→ **WRITTEN REQUEST**:
Copy the data word for word, keeping every line.
──────
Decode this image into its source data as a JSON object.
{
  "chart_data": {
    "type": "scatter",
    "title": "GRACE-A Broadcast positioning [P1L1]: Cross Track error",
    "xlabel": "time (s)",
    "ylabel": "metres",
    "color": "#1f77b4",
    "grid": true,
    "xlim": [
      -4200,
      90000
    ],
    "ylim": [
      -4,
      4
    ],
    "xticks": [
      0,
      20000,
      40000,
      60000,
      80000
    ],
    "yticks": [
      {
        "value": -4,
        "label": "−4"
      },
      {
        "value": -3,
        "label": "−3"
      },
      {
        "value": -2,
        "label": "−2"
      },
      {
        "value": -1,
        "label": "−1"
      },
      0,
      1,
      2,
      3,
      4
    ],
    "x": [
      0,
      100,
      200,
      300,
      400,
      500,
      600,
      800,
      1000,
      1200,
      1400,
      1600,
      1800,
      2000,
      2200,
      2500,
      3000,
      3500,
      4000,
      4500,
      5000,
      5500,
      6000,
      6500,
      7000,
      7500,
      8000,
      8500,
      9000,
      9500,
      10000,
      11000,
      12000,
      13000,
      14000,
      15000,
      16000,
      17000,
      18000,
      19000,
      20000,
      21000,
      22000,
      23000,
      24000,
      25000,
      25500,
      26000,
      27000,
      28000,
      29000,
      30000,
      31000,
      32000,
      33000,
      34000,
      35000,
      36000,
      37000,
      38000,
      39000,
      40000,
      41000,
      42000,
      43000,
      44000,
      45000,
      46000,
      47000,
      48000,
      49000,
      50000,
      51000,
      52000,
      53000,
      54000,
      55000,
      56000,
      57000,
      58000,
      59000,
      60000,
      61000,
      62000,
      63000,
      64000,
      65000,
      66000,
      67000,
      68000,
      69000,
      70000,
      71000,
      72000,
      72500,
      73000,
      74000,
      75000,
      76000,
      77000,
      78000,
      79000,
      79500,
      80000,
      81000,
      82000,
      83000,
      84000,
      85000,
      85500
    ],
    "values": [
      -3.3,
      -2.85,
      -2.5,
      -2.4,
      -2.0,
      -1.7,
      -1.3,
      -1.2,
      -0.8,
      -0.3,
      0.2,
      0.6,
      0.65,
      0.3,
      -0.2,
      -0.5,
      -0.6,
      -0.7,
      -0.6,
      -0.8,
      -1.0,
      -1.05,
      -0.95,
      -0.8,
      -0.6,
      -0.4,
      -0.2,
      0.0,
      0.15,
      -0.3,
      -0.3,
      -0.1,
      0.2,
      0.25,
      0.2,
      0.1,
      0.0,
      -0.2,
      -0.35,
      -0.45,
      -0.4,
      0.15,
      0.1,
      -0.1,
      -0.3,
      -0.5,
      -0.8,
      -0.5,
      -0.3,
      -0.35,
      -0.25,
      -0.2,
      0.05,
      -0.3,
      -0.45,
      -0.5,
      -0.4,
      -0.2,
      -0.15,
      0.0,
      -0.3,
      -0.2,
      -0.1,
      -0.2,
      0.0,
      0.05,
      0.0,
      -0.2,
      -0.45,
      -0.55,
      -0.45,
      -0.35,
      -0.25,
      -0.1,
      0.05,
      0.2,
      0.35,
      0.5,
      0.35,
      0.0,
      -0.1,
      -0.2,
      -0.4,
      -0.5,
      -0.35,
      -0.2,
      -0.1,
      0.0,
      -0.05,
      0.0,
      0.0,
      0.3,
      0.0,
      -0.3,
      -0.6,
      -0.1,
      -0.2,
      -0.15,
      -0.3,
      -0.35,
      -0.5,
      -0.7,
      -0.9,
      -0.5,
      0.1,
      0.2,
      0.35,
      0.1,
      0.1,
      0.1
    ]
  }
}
──────
→ **FINISHED EXERCISE**:
Decode this image into its source data as a JSON object.
{
  "chart_data": {
    "type": "scatter",
    "title": "GRACE-A Broadcast positioning [P1L1]: Cross Track error",
    "xlabel": "time (s)",
    "ylabel": "metres",
    "color": "#1f77b4",
    "grid": true,
    "xlim": [
      -4200,
      90000
    ],
    "ylim": [
      -4,
      4
    ],
    "xticks": [
      0,
      20000,
      40000,
      60000,
      80000
    ],
    "yticks": [
      {
        "value": -4,
        "label": "−4"
      },
      {
        "value": -3,
        "label": "−3"
      },
      {
        "value": -2,
        "label": "−2"
      },
      {
        "value": -1,
        "label": "−1"
      },
      0,
      1,
      2,
      3,
      4
    ],
    "x": [
      0,
      100,
      200,
      300,
      400,
      500,
      600,
      800,
      1000,
      1200,
      1400,
      1600,
      1800,
      2000,
      2200,
      2500,
      3000,
      3500,
      4000,
      4500,
      5000,
      5500,
      6000,
      6500,
      7000,
      7500,
      8000,
      8500,
      9000,
      9500,
      10000,
      11000,
      12000,
      13000,
      14000,
      15000,
      16000,
      17000,
      18000,
      19000,
      20000,
      21000,
      22000,
      23000,
      24000,
      25000,
      25500,
      26000,
      27000,
      28000,
      29000,
      30000,
      31000,
      32000,
      33000,
      34000,
      35000,
      36000,
      37000,
      38000,
      39000,
      40000,
      41000,
      42000,
      43000,
      44000,
      45000,
      46000,
      47000,
      48000,
      49000,
      50000,
      51000,
      52000,
      53000,
      54000,
      55000,
      56000,
      57000,
      58000,
      59000,
      60000,
      61000,
      62000,
      63000,
      64000,
      65000,
      66000,
      67000,
      68000,
      69000,
      70000,
      71000,
      72000,
      72500,
      73000,
      74000,
      75000,
      76000,
      77000,
      78000,
      79000,
      79500,
      80000,
      81000,
      82000,
      83000,
      84000,
      85000,
      85500
    ],
    "values": [
      -3.3,
      -2.85,
      -2.5,
      -2.4,
      -2.0,
      -1.7,
      -1.3,
      -1.2,
      -0.8,
      -0.3,
      0.2,
      0.6,
      0.65,
      0.3,
      -0.2,
      -0.5,
      -0.6,
      -0.7,
      -0.6,
      -0.8,
      -1.0,
      -1.05,
      -0.95,
      -0.8,
      -0.6,
      -0.4,
      -0.2,
      0.0,
      0.15,
      -0.3,
      -0.3,
      -0.1,
      0.2,
      0.25,
      0.2,
      0.1,
      0.0,
      -0.2,
      -0.35,
      -0.45,
      -0.4,
      0.15,
      0.1,
      -0.1,
      -0.3,
      -0.5,
      -0.8,
      -0.5,
      -0.3,
      -0.35,
      -0.25,
      -0.2,
      0.05,
      -0.3,
      -0.45,
      -0.5,
      -0.4,
      -0.2,
      -0.15,
      0.0,
      -0.3,
      -0.2,
      -0.1,
      -0.2,
      0.0,
      0.05,
      0.0,
      -0.2,
      -0.45,
      -0.55,
      -0.45,
      -0.35,
      -0.25,
      -0.1,
      0.05,
      0.2,
      0.35,
      0.5,
      0.35,
      0.0,
      -0.1,
      -0.2,
      -0.4,
      -0.5,
      -0.35,
      -0.2,
      -0.1,
      0.0,
      -0.05,
      0.0,
      0.0,
      0.3,
      0.0,
      -0.3,
      -0.6,
      -0.1,
      -0.2,
      -0.15,
      -0.3,
      -0.35,
      -0.5,
      -0.7,
      -0.9,
      -0.5,
      0.1,
      0.2,
      0.35,
      0.1,
      0.1,
      0.1
    ]
  }
}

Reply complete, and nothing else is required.